===== SOURCE RECORDS
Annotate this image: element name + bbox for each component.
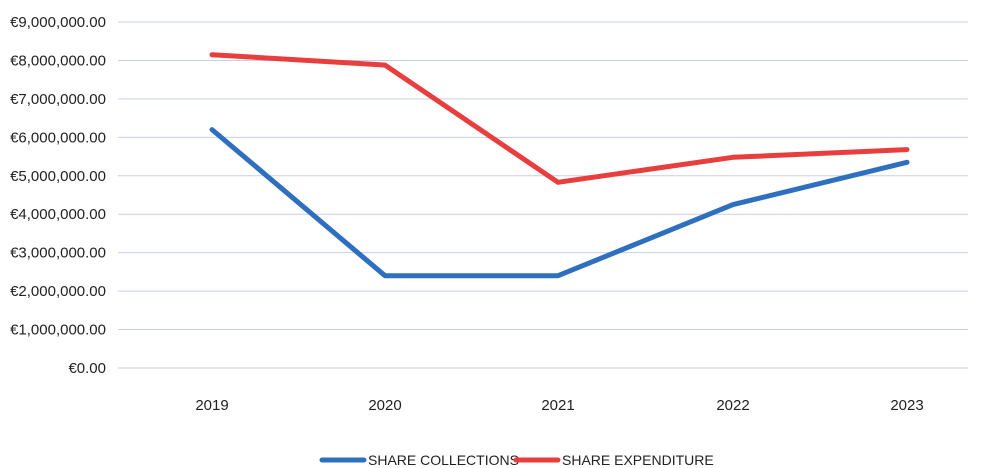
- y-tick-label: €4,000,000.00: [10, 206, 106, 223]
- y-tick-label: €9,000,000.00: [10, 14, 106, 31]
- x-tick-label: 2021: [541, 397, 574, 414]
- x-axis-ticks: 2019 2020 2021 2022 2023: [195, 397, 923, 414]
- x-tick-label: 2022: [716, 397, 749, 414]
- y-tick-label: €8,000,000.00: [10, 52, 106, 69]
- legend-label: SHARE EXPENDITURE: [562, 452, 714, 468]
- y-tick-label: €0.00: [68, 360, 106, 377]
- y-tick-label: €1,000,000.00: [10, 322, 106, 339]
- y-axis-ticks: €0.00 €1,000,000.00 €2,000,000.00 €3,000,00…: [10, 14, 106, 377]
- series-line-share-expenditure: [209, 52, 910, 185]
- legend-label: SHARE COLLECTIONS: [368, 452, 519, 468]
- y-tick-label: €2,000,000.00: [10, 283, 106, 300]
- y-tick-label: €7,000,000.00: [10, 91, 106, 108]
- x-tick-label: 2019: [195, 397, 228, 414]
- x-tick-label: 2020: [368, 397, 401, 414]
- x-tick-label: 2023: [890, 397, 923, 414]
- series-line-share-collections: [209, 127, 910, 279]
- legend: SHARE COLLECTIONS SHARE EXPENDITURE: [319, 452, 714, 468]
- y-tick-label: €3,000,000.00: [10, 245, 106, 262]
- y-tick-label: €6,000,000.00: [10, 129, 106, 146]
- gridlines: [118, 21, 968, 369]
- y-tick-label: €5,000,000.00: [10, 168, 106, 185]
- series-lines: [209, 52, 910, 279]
==========
> _STATED TASK_
Can you put the lines of all the items above into a numbered list, skipping any blank lines and leaving the pictures out?

> _TASK ANSWER_
1. Annotate this image: element name + bbox for each component.
2. - y-tick-label: €4,000,000.00: [10, 206, 106, 223]
3. - y-tick-label: €9,000,000.00: [10, 14, 106, 31]
4. - x-tick-label: 2021: [541, 397, 574, 414]
5. - x-axis-ticks: 2019 2020 2021 2022 2023: [195, 397, 923, 414]
6. - x-tick-label: 2022: [716, 397, 749, 414]
7. - y-tick-label: €8,000,000.00: [10, 52, 106, 69]
8. - legend-label: SHARE EXPENDITURE: [562, 452, 714, 468]
9. - y-tick-label: €0.00: [68, 360, 106, 377]
10. - y-tick-label: €1,000,000.00: [10, 322, 106, 339]
11. - y-axis-ticks: €0.00 €1,000,000.00 €2,000,000.00 €3,000,00…: [10, 14, 106, 377]
12. - series-line-share-expenditure: [209, 52, 910, 185]
13. - legend-label: SHARE COLLECTIONS: [368, 452, 519, 468]
14. - y-tick-label: €2,000,000.00: [10, 283, 106, 300]
15. - y-tick-label: €7,000,000.00: [10, 91, 106, 108]
16. - x-tick-label: 2019: [195, 397, 228, 414]
17. - x-tick-label: 2020: [368, 397, 401, 414]
18. - x-tick-label: 2023: [890, 397, 923, 414]
19. - series-line-share-collections: [209, 127, 910, 279]
20. - legend: SHARE COLLECTIONS SHARE EXPENDITURE: [319, 452, 714, 468]
21. - y-tick-label: €3,000,000.00: [10, 245, 106, 262]
22. - y-tick-label: €6,000,000.00: [10, 129, 106, 146]
23. - gridlines: [118, 21, 968, 369]
24. - y-tick-label: €5,000,000.00: [10, 168, 106, 185]
25. - series-lines: [209, 52, 910, 279]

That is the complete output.